## TASK GOAL
Extract each line of the records below that contains the word "heading".

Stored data

______________________________

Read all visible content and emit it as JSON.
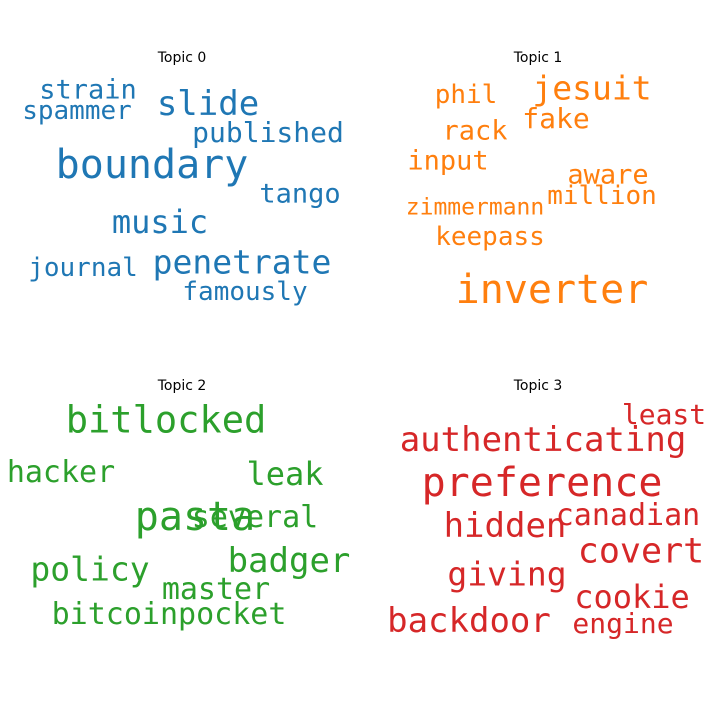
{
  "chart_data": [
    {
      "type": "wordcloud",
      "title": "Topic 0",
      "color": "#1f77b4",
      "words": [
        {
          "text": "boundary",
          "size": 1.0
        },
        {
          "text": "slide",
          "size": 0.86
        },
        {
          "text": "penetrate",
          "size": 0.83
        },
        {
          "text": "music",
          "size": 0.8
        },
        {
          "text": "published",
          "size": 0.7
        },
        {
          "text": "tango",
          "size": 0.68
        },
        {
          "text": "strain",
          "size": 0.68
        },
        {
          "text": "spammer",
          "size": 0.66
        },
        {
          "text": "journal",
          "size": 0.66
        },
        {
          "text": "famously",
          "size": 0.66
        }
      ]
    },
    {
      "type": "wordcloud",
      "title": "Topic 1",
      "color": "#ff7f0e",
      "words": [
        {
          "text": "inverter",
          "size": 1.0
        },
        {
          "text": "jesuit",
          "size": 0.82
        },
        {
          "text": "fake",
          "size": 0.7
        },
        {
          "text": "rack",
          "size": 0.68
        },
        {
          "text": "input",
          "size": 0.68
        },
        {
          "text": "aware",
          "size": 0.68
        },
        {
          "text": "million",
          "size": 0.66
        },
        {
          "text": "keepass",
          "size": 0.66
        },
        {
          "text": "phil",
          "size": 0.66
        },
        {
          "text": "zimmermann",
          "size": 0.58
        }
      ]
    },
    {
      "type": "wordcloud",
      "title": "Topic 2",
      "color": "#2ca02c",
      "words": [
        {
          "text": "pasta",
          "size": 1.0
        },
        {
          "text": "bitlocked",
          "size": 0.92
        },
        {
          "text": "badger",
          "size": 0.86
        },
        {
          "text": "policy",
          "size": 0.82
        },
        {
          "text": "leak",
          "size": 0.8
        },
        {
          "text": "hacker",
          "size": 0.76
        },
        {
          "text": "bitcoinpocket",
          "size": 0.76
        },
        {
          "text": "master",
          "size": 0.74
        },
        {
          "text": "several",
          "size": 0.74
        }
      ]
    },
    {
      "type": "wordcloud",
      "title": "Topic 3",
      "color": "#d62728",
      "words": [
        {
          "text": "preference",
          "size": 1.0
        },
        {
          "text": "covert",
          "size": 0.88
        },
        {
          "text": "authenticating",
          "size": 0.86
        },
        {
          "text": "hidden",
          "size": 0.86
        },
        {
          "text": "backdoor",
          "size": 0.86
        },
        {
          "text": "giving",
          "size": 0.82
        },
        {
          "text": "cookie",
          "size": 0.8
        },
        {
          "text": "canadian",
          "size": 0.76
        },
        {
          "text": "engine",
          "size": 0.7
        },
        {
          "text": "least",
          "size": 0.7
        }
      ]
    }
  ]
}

______________________________

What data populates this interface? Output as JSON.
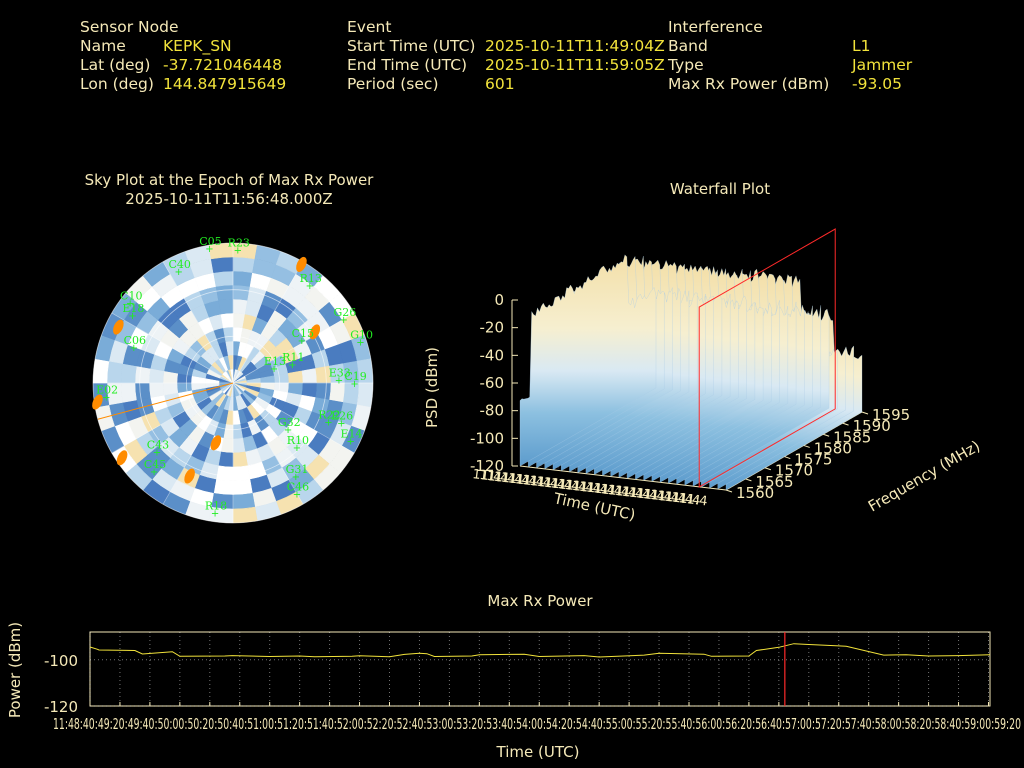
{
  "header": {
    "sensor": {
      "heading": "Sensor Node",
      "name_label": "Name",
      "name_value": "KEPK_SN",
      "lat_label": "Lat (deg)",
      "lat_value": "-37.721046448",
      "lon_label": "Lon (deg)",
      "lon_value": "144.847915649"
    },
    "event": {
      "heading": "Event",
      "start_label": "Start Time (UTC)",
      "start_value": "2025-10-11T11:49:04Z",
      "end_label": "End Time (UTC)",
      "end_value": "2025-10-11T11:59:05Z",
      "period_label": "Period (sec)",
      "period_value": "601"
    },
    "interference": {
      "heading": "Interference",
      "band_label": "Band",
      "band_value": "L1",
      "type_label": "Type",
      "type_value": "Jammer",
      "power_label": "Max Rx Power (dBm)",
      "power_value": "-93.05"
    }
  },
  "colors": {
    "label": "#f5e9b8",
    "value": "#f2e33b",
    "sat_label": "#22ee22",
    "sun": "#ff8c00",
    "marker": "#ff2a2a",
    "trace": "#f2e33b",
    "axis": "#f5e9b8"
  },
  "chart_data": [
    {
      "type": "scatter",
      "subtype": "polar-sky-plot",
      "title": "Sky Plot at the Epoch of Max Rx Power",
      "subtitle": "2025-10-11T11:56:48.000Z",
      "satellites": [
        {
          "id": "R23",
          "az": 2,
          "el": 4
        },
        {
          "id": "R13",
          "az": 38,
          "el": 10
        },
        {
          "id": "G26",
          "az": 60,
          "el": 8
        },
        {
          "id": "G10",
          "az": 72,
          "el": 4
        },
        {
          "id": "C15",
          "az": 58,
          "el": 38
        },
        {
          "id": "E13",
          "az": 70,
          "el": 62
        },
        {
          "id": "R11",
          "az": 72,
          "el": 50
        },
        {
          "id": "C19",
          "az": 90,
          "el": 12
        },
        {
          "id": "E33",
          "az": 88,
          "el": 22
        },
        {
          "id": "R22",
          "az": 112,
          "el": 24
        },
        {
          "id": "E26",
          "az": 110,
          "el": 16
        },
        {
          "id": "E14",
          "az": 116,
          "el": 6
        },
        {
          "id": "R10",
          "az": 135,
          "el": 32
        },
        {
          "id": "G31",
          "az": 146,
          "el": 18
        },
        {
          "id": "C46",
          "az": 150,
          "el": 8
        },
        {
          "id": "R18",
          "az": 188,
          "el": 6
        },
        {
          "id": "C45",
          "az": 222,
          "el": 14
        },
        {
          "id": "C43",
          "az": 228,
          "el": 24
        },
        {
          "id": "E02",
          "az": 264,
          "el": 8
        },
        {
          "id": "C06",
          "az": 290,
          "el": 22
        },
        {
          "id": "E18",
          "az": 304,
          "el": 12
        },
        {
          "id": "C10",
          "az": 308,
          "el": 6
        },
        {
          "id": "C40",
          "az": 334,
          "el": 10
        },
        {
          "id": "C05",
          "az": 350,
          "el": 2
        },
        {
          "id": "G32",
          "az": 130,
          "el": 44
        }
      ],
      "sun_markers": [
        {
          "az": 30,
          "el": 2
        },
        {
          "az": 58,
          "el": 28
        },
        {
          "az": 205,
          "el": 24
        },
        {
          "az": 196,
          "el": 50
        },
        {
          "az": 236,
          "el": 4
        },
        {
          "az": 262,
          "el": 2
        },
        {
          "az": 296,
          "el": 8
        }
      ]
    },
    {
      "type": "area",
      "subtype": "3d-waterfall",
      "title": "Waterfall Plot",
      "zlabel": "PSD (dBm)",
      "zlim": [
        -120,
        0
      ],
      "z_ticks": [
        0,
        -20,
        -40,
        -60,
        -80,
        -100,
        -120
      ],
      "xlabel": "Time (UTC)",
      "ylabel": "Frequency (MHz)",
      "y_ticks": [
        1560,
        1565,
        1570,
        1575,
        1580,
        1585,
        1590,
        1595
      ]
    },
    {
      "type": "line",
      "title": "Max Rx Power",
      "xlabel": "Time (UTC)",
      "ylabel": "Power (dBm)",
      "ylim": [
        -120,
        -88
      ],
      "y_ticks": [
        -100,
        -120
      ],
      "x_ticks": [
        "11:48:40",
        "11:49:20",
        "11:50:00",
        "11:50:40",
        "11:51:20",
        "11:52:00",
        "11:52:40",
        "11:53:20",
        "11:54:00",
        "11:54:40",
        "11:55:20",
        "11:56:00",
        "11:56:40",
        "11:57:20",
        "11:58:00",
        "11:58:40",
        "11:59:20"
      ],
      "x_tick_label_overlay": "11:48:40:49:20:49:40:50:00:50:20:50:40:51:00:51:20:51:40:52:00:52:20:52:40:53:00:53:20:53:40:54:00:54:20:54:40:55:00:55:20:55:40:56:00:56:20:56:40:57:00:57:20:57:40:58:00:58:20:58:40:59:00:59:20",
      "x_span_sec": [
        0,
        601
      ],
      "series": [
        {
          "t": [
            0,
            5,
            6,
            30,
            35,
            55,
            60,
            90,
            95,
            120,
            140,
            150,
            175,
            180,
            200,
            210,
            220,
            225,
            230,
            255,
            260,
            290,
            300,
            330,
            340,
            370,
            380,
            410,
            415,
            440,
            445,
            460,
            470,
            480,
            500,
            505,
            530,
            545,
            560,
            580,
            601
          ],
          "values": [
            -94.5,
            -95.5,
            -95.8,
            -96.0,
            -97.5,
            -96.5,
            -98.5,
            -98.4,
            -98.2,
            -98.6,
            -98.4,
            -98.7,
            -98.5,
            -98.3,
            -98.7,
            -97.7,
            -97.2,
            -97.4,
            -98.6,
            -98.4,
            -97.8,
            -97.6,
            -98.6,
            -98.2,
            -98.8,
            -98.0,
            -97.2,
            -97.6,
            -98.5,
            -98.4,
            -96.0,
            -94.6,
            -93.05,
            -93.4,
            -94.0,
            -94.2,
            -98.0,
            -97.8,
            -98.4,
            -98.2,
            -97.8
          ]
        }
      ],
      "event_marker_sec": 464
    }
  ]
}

______________________________

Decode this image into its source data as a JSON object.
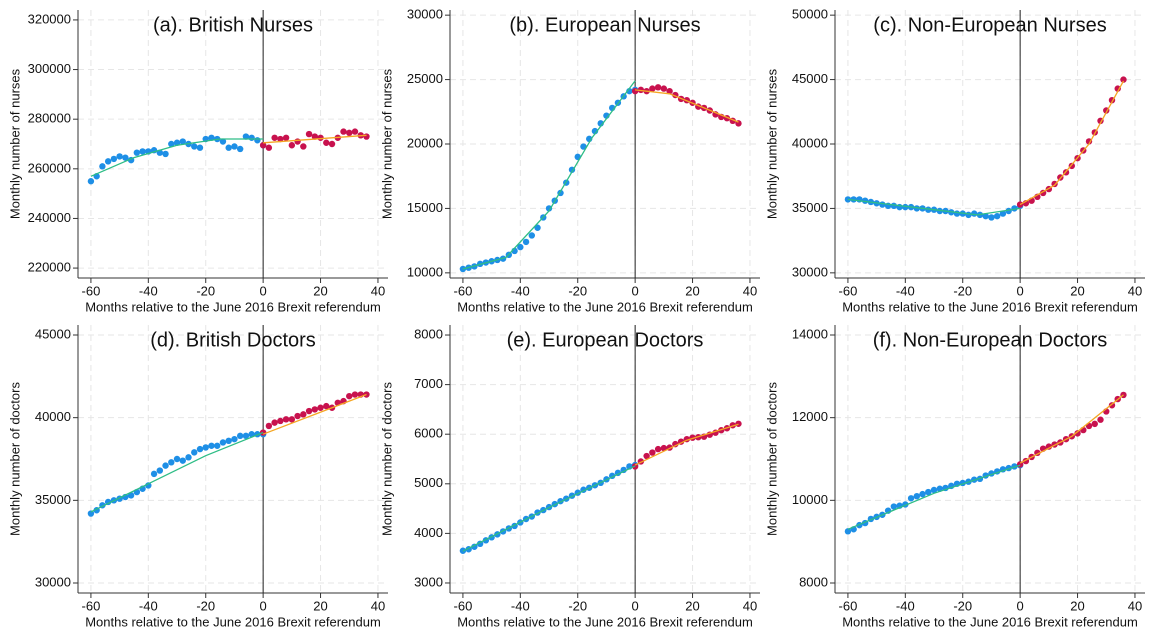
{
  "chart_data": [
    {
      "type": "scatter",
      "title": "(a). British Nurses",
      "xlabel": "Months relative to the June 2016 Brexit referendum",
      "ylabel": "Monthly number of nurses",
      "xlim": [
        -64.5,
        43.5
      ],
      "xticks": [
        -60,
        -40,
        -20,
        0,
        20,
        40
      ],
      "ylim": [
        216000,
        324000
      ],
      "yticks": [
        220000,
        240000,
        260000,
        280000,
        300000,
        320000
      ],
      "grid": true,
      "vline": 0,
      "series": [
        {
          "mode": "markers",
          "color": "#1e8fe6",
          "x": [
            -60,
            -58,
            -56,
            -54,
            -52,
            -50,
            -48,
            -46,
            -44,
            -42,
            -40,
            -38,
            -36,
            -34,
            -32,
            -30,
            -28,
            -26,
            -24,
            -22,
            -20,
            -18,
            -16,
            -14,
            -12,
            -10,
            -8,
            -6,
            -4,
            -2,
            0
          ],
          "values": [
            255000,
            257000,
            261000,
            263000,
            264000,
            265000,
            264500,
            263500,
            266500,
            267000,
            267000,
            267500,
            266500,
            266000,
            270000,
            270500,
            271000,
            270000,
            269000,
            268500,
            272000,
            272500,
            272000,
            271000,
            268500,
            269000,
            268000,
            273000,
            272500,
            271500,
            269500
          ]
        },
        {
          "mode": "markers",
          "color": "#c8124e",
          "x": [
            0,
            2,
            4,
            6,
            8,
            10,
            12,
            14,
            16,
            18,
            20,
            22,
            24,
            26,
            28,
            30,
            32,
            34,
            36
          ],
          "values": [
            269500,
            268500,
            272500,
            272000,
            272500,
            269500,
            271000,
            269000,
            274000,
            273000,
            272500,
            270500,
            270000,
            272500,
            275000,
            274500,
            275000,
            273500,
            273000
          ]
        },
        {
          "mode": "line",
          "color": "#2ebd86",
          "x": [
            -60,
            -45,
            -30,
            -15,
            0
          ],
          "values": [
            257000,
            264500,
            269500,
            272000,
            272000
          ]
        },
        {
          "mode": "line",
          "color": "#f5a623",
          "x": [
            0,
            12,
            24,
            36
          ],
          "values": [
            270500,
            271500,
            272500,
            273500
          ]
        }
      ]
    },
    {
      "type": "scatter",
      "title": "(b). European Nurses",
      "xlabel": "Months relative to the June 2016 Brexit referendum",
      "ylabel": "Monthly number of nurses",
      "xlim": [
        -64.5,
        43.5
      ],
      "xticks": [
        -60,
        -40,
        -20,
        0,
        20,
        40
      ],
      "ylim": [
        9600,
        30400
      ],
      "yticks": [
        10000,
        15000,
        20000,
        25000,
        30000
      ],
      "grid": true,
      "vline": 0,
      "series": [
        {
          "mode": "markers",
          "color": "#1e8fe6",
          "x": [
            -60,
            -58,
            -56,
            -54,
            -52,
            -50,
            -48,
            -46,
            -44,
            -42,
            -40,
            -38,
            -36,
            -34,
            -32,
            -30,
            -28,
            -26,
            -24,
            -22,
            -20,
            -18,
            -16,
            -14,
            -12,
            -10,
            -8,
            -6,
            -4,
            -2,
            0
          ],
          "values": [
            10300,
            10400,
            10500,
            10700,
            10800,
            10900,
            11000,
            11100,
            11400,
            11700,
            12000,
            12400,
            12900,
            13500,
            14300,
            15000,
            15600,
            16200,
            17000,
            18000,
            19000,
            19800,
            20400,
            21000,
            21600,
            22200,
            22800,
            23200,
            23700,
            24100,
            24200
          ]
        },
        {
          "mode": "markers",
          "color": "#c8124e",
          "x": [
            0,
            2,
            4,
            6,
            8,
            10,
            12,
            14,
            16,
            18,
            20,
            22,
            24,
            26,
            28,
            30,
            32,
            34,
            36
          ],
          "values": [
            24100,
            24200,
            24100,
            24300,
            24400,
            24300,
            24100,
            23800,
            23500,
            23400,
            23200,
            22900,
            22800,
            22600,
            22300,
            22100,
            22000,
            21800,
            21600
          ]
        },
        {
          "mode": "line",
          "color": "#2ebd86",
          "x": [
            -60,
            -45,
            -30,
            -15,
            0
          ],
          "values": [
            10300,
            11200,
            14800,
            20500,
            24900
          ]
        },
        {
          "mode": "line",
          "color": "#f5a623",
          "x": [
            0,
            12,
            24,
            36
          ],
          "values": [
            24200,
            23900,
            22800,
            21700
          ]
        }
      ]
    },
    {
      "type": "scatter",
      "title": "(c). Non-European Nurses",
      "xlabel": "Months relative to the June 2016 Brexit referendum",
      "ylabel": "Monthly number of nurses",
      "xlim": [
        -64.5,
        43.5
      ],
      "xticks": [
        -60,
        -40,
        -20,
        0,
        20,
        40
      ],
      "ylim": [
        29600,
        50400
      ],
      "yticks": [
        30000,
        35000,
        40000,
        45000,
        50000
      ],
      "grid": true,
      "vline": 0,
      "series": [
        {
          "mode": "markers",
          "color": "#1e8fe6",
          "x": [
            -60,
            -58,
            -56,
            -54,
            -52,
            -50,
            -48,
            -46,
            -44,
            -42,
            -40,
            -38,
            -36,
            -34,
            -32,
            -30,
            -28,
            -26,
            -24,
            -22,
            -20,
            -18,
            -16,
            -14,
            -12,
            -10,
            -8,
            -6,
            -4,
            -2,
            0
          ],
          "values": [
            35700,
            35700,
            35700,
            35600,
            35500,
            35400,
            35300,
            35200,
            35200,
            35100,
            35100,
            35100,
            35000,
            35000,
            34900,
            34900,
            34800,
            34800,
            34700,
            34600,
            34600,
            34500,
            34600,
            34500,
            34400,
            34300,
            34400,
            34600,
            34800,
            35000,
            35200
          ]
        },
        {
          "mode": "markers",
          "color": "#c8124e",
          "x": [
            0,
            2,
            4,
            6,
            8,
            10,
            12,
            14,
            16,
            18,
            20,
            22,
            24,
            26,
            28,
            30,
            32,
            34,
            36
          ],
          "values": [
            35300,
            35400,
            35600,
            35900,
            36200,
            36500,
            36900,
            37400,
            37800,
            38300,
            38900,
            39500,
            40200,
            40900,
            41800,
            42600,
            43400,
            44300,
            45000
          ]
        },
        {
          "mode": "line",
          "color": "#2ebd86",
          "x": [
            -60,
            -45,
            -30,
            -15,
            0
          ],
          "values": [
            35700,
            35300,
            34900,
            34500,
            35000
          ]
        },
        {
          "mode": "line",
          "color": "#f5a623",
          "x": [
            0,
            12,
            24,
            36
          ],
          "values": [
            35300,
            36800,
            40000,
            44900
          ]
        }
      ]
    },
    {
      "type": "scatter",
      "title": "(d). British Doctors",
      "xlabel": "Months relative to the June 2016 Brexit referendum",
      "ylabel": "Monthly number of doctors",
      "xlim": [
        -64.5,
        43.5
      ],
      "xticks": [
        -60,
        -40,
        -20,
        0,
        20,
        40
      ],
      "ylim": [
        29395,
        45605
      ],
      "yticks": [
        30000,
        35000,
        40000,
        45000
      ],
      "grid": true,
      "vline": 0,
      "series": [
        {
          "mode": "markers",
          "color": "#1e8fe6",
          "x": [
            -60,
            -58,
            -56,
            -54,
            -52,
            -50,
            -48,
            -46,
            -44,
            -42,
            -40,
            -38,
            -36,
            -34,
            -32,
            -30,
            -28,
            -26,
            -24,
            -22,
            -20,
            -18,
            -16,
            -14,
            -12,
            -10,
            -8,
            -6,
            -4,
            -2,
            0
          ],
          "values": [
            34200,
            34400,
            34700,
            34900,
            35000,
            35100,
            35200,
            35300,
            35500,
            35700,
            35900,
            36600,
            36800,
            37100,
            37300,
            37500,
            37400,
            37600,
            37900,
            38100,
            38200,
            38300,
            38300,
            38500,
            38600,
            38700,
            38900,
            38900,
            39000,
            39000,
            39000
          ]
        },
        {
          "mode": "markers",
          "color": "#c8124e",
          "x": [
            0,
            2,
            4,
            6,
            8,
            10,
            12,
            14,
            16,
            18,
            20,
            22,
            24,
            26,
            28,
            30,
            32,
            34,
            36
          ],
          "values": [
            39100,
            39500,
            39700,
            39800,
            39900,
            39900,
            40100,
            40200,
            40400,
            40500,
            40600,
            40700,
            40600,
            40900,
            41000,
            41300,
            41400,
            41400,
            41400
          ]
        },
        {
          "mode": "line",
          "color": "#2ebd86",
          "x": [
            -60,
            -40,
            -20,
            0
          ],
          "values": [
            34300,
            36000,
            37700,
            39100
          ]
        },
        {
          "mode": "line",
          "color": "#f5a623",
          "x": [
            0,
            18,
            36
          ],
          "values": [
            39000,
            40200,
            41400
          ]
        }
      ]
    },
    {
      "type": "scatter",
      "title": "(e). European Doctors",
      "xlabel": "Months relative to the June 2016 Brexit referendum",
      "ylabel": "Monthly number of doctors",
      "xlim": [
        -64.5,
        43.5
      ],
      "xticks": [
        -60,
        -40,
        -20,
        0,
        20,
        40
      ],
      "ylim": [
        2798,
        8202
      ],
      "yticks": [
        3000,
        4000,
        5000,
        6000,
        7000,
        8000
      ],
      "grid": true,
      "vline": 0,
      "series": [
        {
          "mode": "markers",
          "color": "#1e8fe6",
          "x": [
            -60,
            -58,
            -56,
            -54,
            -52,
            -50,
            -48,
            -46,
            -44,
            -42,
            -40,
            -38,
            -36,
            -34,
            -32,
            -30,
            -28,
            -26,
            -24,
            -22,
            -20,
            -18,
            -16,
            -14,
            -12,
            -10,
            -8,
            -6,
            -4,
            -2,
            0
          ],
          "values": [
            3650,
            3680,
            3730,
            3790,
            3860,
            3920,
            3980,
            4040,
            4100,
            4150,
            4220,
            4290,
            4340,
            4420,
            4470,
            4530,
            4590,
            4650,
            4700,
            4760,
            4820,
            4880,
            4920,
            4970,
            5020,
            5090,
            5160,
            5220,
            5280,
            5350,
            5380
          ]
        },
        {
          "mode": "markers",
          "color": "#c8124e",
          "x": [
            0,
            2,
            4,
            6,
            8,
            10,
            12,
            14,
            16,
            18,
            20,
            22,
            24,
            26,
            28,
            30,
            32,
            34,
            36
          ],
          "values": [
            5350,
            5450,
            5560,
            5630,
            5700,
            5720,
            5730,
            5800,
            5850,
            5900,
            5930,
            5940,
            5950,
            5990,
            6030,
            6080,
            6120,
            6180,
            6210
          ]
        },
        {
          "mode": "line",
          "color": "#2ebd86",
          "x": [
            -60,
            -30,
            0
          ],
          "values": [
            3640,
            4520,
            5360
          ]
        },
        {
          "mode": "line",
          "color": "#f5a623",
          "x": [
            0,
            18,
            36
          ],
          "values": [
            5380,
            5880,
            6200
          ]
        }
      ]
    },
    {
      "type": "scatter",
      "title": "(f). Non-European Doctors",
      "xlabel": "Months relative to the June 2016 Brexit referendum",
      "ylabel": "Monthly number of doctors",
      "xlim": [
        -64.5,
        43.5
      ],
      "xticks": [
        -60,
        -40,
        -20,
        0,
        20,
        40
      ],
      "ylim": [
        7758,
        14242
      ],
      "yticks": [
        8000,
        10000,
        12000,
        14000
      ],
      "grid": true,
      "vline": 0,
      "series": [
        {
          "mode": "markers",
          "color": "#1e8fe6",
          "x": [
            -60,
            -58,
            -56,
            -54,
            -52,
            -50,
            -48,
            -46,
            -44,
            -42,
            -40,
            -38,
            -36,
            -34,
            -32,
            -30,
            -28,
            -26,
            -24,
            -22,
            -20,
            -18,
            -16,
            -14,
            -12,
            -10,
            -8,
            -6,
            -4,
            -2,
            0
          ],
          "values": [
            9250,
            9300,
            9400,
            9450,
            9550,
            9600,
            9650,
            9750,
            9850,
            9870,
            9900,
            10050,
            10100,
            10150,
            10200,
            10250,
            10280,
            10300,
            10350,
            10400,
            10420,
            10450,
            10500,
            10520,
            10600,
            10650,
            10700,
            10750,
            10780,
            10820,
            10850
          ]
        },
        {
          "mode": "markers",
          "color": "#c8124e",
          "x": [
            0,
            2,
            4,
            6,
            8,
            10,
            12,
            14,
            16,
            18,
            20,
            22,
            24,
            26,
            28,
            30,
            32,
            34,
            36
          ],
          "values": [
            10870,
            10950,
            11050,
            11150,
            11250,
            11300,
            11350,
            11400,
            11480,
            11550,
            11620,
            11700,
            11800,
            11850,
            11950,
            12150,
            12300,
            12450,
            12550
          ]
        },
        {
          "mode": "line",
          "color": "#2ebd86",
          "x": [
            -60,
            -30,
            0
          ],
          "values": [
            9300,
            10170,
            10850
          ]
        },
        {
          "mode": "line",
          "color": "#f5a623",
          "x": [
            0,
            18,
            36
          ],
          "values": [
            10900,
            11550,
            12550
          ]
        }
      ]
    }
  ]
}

______________________________

## CORRECT ANSWER
      "heading": "Sensor Node",
      "heading": "Event",
      "heading": "Interference",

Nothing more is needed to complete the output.